[WHAT IS REQUIRED]
Go through each line of the records below and count those with the word "considering". Give only the count.

--- Start RECORDED DATA ---

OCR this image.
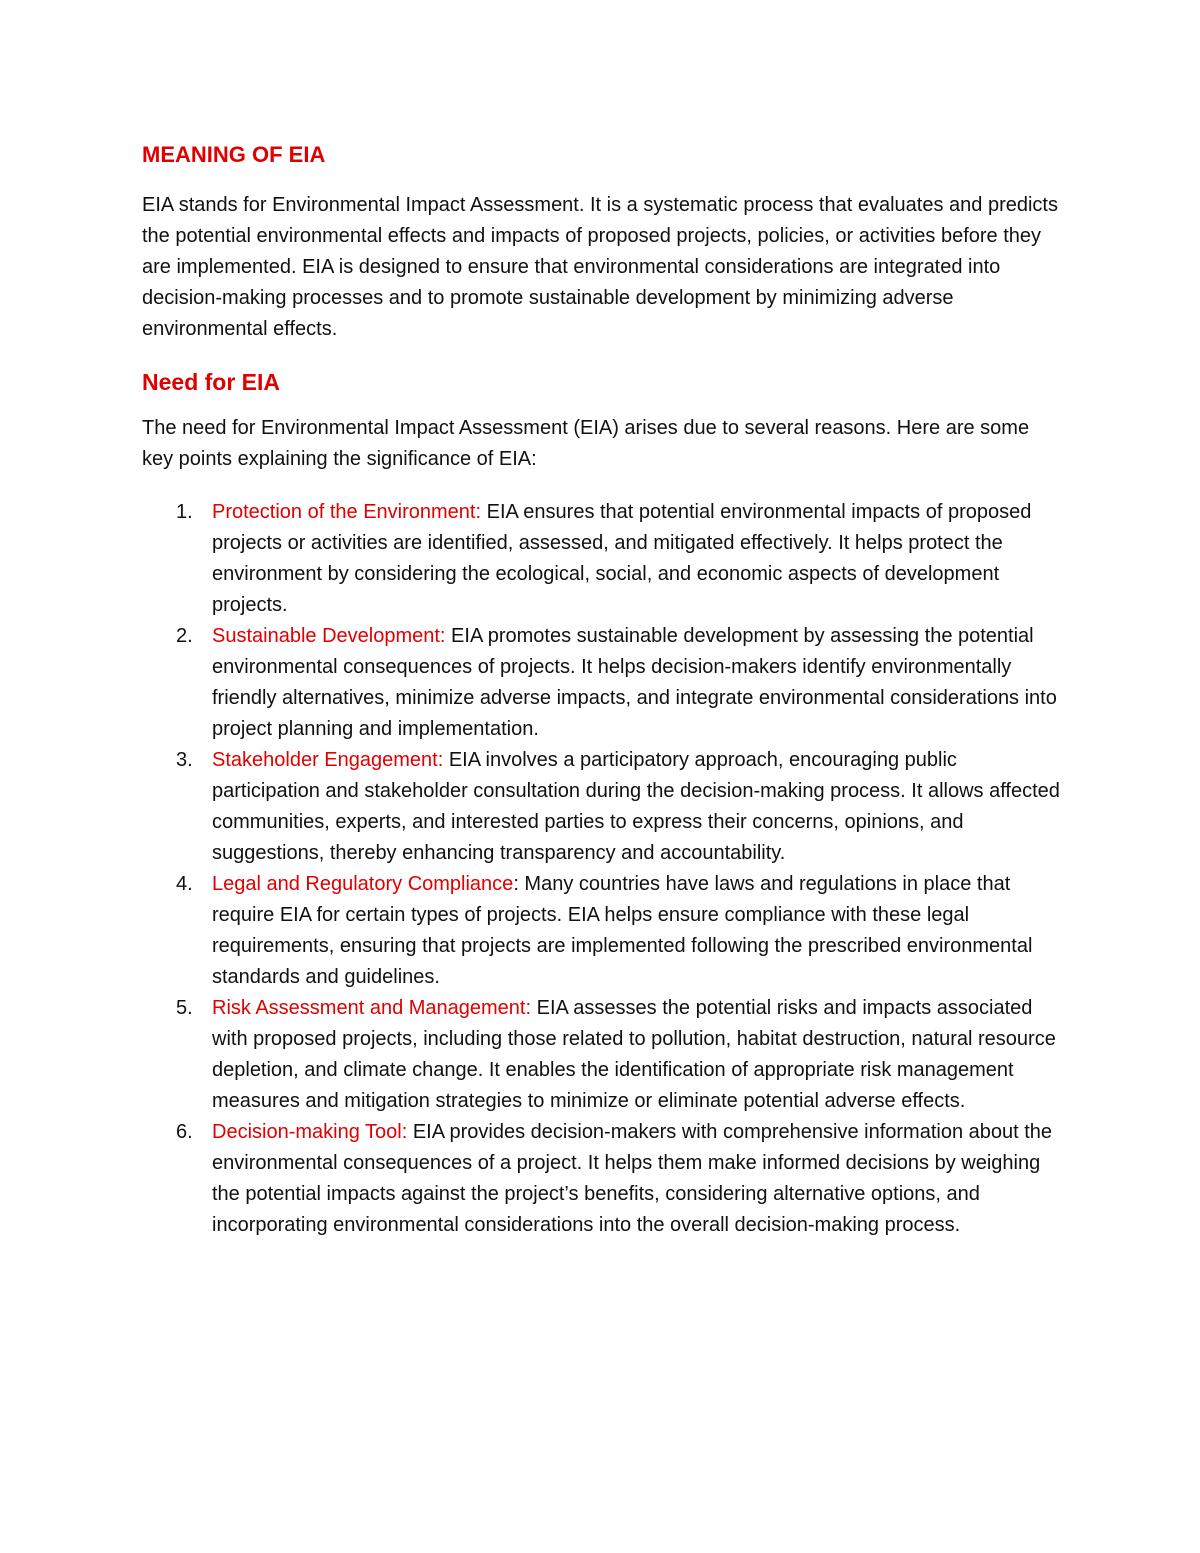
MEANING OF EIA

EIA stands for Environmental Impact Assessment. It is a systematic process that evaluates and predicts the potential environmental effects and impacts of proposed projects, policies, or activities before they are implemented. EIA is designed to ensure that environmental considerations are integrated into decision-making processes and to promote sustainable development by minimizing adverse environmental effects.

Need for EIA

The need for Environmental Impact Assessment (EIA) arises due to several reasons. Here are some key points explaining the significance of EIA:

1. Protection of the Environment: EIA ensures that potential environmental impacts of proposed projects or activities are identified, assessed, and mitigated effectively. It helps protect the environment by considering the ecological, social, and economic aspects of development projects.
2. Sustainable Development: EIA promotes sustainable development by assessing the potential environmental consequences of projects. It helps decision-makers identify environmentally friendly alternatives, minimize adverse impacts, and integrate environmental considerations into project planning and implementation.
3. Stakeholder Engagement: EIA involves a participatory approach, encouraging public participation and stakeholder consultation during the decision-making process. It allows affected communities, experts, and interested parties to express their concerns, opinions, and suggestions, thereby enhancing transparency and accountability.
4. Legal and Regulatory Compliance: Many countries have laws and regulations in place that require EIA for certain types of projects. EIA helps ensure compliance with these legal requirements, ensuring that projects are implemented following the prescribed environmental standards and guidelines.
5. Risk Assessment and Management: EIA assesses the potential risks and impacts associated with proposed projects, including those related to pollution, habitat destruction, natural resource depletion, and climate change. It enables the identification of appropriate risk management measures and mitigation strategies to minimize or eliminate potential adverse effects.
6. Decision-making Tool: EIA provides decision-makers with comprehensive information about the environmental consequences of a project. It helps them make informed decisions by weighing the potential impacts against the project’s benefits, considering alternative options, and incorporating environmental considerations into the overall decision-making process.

--- End RECORDED DATA ---

[SOLUTION BELOW]
2